**GIVEN TASK**
Only the number is wanted: how many lines contain "наличии"?

**RECORD SET**

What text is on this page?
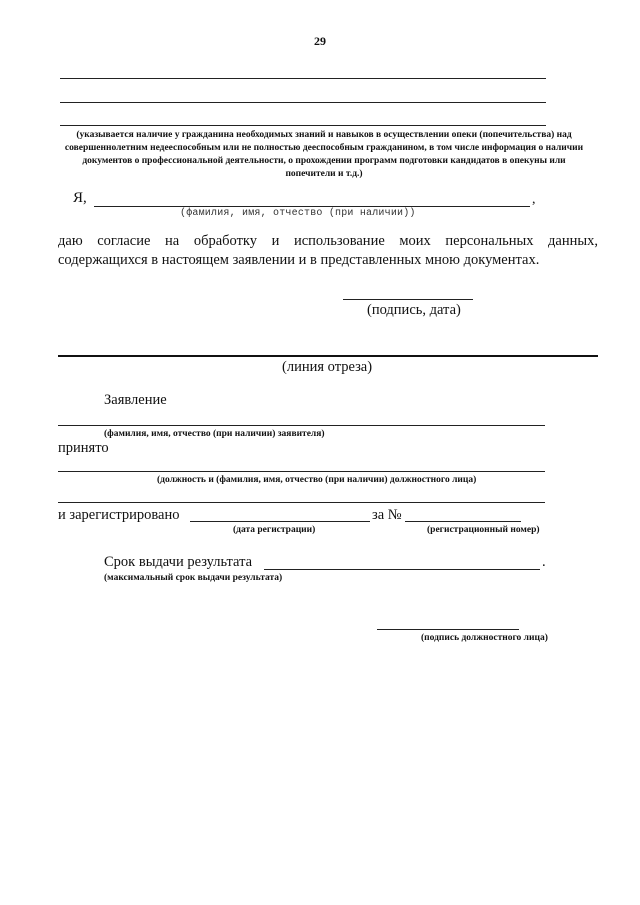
29
(указывается наличие у гражданина необходимых знаний и навыков в осуществлении опеки (попечительства) над совершеннолетним недееспособным или не полностью дееспособным гражданином, в том числе информация о наличии документов о профессиональной деятельности, о прохождении программ подготовки кандидатов в опекуны или попечители и т.д.)
Я,	,
(фамилия, имя, отчество (при наличии))
даю согласие на обработку и использование моих персональных данных, содержащихся в настоящем заявлении и в представленных мною документах.
(подпись, дата)
(линия отреза)
Заявление
(фамилия, имя, отчество (при наличии) заявителя)
принято
(должность и (фамилия, имя, отчество (при наличии) должностного лица)
и зарегистрировано	за №
(дата регистрации)	(регистрационный номер)
Срок выдачи результата	.
(максимальный срок выдачи результата)
(подпись должностного лица)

**FULL RESPONSE**
4